What needs to be done - Which lines of the records contain "quantities"? Collect every one of them.

[Data extracted from a collection]
********************
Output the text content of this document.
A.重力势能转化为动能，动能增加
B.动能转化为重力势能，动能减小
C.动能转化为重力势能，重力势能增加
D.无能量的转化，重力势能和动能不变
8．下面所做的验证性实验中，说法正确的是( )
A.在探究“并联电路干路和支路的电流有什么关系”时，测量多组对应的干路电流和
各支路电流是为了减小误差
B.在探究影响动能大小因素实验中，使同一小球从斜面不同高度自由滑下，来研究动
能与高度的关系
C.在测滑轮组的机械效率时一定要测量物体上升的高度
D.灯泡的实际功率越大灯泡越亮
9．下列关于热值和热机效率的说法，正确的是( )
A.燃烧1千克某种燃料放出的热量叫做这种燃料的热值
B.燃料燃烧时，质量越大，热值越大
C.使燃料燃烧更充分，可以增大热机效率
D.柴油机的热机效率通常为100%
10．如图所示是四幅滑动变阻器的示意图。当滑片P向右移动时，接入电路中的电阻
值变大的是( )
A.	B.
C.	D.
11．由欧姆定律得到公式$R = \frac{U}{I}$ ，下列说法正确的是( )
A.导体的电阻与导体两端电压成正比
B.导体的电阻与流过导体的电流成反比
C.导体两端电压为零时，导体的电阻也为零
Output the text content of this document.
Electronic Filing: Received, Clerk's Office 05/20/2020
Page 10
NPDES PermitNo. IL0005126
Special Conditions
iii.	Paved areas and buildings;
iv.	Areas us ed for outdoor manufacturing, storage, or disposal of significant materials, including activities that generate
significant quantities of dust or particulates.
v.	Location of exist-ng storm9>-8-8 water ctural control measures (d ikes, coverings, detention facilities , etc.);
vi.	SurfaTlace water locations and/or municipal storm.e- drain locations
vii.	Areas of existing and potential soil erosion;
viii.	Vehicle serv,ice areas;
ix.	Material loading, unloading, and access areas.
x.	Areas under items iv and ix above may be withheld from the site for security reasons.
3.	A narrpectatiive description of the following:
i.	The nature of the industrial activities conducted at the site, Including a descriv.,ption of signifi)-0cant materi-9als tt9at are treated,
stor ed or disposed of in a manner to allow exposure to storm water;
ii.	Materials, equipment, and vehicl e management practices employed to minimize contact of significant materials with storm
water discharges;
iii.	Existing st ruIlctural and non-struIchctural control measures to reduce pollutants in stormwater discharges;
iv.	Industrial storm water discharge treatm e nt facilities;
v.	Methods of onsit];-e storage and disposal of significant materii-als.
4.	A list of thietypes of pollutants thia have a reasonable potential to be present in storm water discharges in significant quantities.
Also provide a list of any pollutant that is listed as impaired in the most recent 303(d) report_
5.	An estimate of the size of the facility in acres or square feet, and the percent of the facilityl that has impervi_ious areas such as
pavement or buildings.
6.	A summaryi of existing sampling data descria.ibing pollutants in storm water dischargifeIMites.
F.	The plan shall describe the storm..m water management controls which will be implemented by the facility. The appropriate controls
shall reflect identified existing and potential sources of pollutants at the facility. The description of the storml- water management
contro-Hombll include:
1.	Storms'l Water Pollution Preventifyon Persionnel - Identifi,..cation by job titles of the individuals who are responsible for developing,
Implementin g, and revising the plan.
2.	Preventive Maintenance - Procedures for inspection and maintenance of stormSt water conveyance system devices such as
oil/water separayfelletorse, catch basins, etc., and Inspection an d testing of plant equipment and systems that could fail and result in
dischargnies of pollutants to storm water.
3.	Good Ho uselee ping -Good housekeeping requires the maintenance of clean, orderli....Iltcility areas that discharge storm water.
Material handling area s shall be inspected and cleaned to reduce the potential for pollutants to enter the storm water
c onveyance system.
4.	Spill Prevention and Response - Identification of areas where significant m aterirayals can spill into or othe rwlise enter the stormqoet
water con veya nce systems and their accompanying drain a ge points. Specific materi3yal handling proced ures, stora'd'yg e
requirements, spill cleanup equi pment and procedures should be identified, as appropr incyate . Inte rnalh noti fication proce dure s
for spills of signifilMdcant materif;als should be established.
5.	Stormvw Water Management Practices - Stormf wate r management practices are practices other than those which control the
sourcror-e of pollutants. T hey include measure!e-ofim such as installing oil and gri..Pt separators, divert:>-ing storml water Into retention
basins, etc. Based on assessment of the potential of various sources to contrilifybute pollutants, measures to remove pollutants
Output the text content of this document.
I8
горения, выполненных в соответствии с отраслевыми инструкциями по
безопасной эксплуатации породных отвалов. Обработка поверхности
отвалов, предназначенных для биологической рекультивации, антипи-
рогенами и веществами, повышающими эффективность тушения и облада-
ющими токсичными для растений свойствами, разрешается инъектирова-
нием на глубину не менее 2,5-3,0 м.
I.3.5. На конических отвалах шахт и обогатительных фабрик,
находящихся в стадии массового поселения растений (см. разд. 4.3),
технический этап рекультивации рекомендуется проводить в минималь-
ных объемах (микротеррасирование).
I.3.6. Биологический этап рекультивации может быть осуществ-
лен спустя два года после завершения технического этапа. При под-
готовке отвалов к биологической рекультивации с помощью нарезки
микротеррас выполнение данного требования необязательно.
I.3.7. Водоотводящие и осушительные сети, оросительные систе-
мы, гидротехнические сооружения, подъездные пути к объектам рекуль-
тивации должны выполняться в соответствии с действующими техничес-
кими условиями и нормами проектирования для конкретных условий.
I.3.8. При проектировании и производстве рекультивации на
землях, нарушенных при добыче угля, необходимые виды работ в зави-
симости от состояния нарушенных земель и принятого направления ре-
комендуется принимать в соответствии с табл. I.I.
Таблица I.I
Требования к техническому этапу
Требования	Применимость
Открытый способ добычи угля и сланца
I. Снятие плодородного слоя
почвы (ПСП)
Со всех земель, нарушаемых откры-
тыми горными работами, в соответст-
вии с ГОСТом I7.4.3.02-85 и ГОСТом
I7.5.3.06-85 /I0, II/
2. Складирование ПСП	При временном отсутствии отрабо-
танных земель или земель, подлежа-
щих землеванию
********************
Answer for this exercise -
significant quantities of dust or particulates.
4.	A list of thietypes of pollutants thia have a reasonable potential to be present in storm water discharges in significant quantities.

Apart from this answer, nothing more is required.